Goal of the exercise:
Show, in full, each line of the data that contains "Edit".

Record extracts:
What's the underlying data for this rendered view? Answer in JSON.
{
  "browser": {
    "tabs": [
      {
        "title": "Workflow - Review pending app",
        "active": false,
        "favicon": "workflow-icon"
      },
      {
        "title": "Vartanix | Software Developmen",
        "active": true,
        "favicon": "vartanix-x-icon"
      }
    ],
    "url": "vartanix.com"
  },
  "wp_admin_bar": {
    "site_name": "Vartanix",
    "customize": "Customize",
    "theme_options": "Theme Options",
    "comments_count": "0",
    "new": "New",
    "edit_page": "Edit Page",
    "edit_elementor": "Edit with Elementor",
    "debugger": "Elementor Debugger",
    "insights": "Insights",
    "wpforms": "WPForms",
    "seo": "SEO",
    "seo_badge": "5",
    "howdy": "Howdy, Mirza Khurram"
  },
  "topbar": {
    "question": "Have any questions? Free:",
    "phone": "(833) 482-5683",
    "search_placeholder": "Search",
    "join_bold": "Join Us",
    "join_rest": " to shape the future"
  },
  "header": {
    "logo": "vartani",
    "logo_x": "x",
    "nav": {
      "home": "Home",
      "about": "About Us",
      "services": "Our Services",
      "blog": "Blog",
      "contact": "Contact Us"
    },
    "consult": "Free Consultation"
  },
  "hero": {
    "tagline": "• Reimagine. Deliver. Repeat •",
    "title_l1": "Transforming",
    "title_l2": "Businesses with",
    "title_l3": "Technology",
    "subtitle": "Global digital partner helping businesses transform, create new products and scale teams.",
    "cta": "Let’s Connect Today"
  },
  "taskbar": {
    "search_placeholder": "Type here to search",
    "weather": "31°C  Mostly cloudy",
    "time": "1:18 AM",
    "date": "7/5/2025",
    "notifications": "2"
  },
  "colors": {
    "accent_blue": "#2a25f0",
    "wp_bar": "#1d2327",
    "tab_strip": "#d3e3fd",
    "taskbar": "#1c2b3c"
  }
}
--
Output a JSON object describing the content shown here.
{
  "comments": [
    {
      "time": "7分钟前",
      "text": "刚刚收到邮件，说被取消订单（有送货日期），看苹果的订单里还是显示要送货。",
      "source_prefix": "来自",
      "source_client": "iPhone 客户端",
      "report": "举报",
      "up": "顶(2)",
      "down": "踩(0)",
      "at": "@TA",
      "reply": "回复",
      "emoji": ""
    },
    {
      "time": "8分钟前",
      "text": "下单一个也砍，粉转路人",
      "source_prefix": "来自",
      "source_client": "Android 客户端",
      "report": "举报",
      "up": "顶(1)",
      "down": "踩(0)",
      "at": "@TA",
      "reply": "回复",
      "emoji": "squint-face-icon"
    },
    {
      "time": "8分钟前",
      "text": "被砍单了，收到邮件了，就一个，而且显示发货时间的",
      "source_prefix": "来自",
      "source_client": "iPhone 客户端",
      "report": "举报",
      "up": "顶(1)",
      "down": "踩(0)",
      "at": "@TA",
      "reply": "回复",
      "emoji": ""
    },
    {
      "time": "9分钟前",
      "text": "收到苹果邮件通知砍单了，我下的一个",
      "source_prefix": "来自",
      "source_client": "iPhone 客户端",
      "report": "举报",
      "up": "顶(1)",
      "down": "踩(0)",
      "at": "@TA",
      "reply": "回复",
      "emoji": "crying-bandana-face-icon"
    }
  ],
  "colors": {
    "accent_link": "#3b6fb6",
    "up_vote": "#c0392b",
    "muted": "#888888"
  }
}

Result of this exercise:
    "edit_page": "Edit Page",
    "edit_elementor": "Edit with Elementor",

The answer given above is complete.